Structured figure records
+ + + + + + +

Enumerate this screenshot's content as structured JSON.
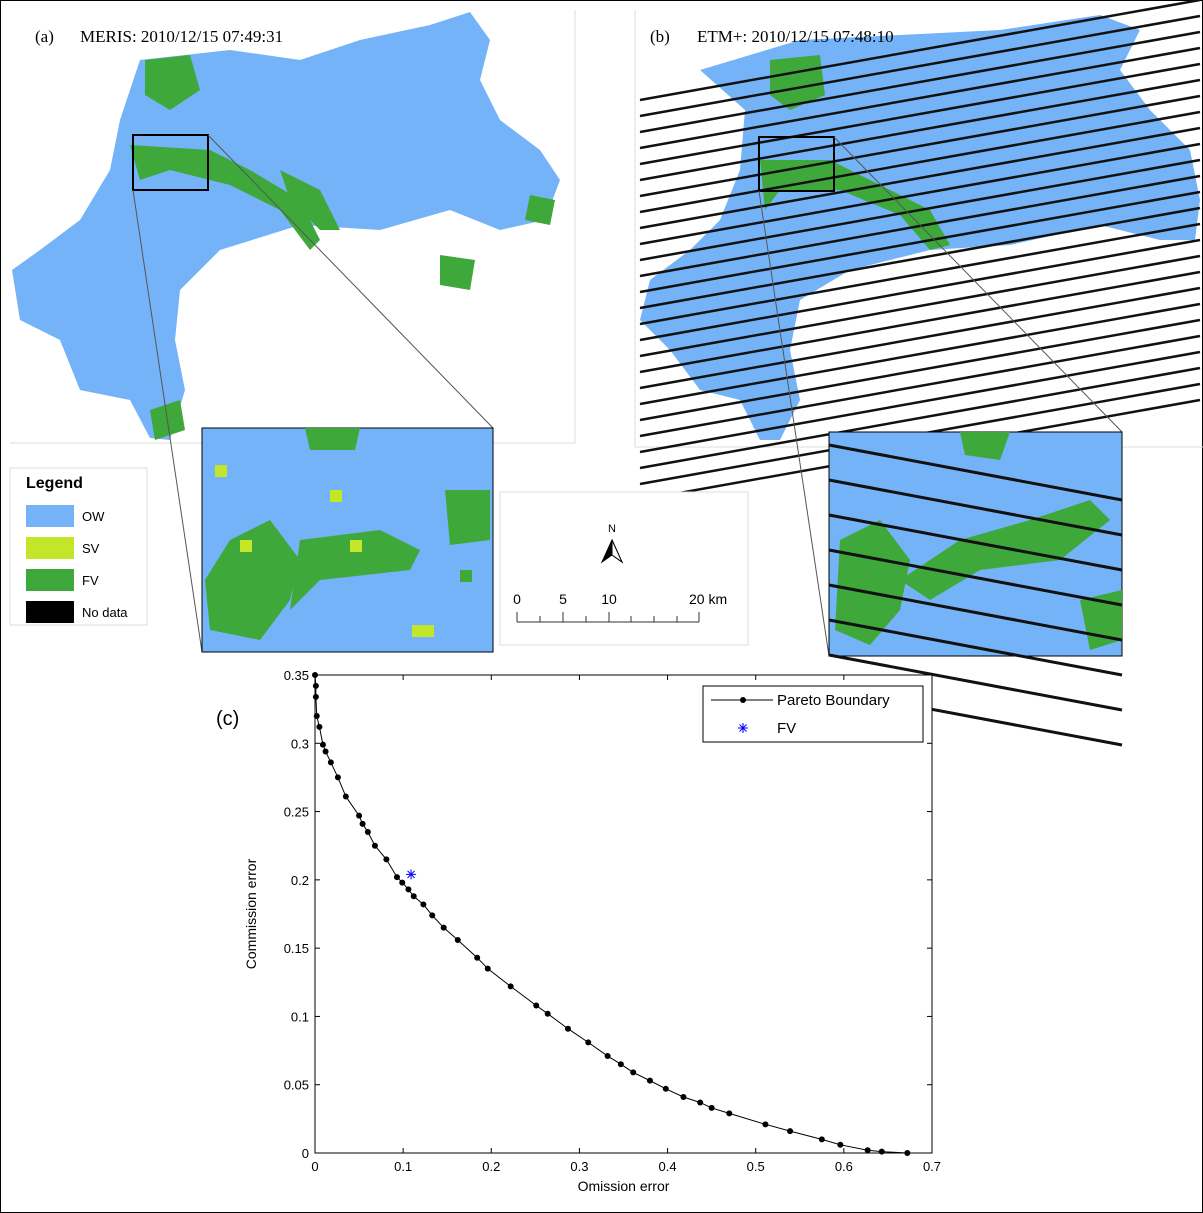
{
  "maps": [
    {
      "label": "(a)",
      "title": "MERIS: 2010/12/15  07:49:31"
    },
    {
      "label": "(b)",
      "title": "ETM+: 2010/12/15  07:48:10"
    }
  ],
  "map_legend": {
    "title": "Legend",
    "items": [
      {
        "name": "OW",
        "color": "#74b3f7"
      },
      {
        "name": "SV",
        "color": "#c3e62a"
      },
      {
        "name": "FV",
        "color": "#3ea83a"
      },
      {
        "name": "No data",
        "color": "#000000"
      }
    ]
  },
  "scale_bar": {
    "north": "N",
    "labels": [
      "0",
      "5",
      "10",
      "20 km"
    ]
  },
  "chart_data": {
    "type": "line",
    "annotation": "(c)",
    "x_label": "Omission error",
    "y_label": "Commission error",
    "xlim": [
      0,
      0.7
    ],
    "xticks": [
      0,
      0.1,
      0.2,
      0.3,
      0.4,
      0.5,
      0.6,
      0.7
    ],
    "ylim": [
      0,
      0.35
    ],
    "yticks": [
      0,
      0.05,
      0.1,
      0.15,
      0.2,
      0.25,
      0.3,
      0.35
    ],
    "legend": "upper right",
    "series": [
      {
        "name": "Pareto Boundary",
        "color": "#000000",
        "marker": "dot",
        "x": [
          0,
          0.001,
          0.001,
          0.002,
          0.005,
          0.009,
          0.012,
          0.018,
          0.026,
          0.035,
          0.05,
          0.054,
          0.06,
          0.068,
          0.081,
          0.093,
          0.099,
          0.106,
          0.112,
          0.123,
          0.133,
          0.146,
          0.162,
          0.184,
          0.196,
          0.222,
          0.251,
          0.264,
          0.287,
          0.31,
          0.332,
          0.347,
          0.361,
          0.38,
          0.398,
          0.418,
          0.437,
          0.45,
          0.47,
          0.511,
          0.539,
          0.575,
          0.596,
          0.627,
          0.643,
          0.672
        ],
        "values": [
          0.35,
          0.342,
          0.334,
          0.32,
          0.312,
          0.299,
          0.294,
          0.286,
          0.275,
          0.261,
          0.247,
          0.241,
          0.235,
          0.225,
          0.215,
          0.202,
          0.198,
          0.193,
          0.188,
          0.182,
          0.174,
          0.165,
          0.156,
          0.143,
          0.135,
          0.122,
          0.108,
          0.102,
          0.091,
          0.081,
          0.071,
          0.065,
          0.059,
          0.053,
          0.047,
          0.041,
          0.037,
          0.033,
          0.029,
          0.021,
          0.016,
          0.01,
          0.006,
          0.002,
          0.001,
          0
        ]
      },
      {
        "name": "FV",
        "color": "#0000ff",
        "marker": "star",
        "x": [
          0.109
        ],
        "values": [
          0.204
        ]
      }
    ]
  }
}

+ + + + + + +

= WORK TO BE COMPLETED =
Without including any picture, repeat the data exactly.

= ANSWER =
Enumerate this screenshot's content as structured JSON.
{
  "maps": [
    {
      "label": "(a)",
      "title": "MERIS: 2010/12/15  07:49:31"
    },
    {
      "label": "(b)",
      "title": "ETM+: 2010/12/15  07:48:10"
    }
  ],
  "map_legend": {
    "title": "Legend",
    "items": [
      {
        "name": "OW",
        "color": "#74b3f7"
      },
      {
        "name": "SV",
        "color": "#c3e62a"
      },
      {
        "name": "FV",
        "color": "#3ea83a"
      },
      {
        "name": "No data",
        "color": "#000000"
      }
    ]
  },
  "scale_bar": {
    "north": "N",
    "labels": [
      "0",
      "5",
      "10",
      "20 km"
    ]
  },
  "chart_data": {
    "type": "line",
    "annotation": "(c)",
    "x_label": "Omission error",
    "y_label": "Commission error",
    "xlim": [
      0,
      0.7
    ],
    "xticks": [
      0,
      0.1,
      0.2,
      0.3,
      0.4,
      0.5,
      0.6,
      0.7
    ],
    "ylim": [
      0,
      0.35
    ],
    "yticks": [
      0,
      0.05,
      0.1,
      0.15,
      0.2,
      0.25,
      0.3,
      0.35
    ],
    "legend": "upper right",
    "series": [
      {
        "name": "Pareto Boundary",
        "color": "#000000",
        "marker": "dot",
        "x": [
          0,
          0.001,
          0.001,
          0.002,
          0.005,
          0.009,
          0.012,
          0.018,
          0.026,
          0.035,
          0.05,
          0.054,
          0.06,
          0.068,
          0.081,
          0.093,
          0.099,
          0.106,
          0.112,
          0.123,
          0.133,
          0.146,
          0.162,
          0.184,
          0.196,
          0.222,
          0.251,
          0.264,
          0.287,
          0.31,
          0.332,
          0.347,
          0.361,
          0.38,
          0.398,
          0.418,
          0.437,
          0.45,
          0.47,
          0.511,
          0.539,
          0.575,
          0.596,
          0.627,
          0.643,
          0.672
        ],
        "values": [
          0.35,
          0.342,
          0.334,
          0.32,
          0.312,
          0.299,
          0.294,
          0.286,
          0.275,
          0.261,
          0.247,
          0.241,
          0.235,
          0.225,
          0.215,
          0.202,
          0.198,
          0.193,
          0.188,
          0.182,
          0.174,
          0.165,
          0.156,
          0.143,
          0.135,
          0.122,
          0.108,
          0.102,
          0.091,
          0.081,
          0.071,
          0.065,
          0.059,
          0.053,
          0.047,
          0.041,
          0.037,
          0.033,
          0.029,
          0.021,
          0.016,
          0.01,
          0.006,
          0.002,
          0.001,
          0
        ]
      },
      {
        "name": "FV",
        "color": "#0000ff",
        "marker": "star",
        "x": [
          0.109
        ],
        "values": [
          0.204
        ]
      }
    ]
  }
}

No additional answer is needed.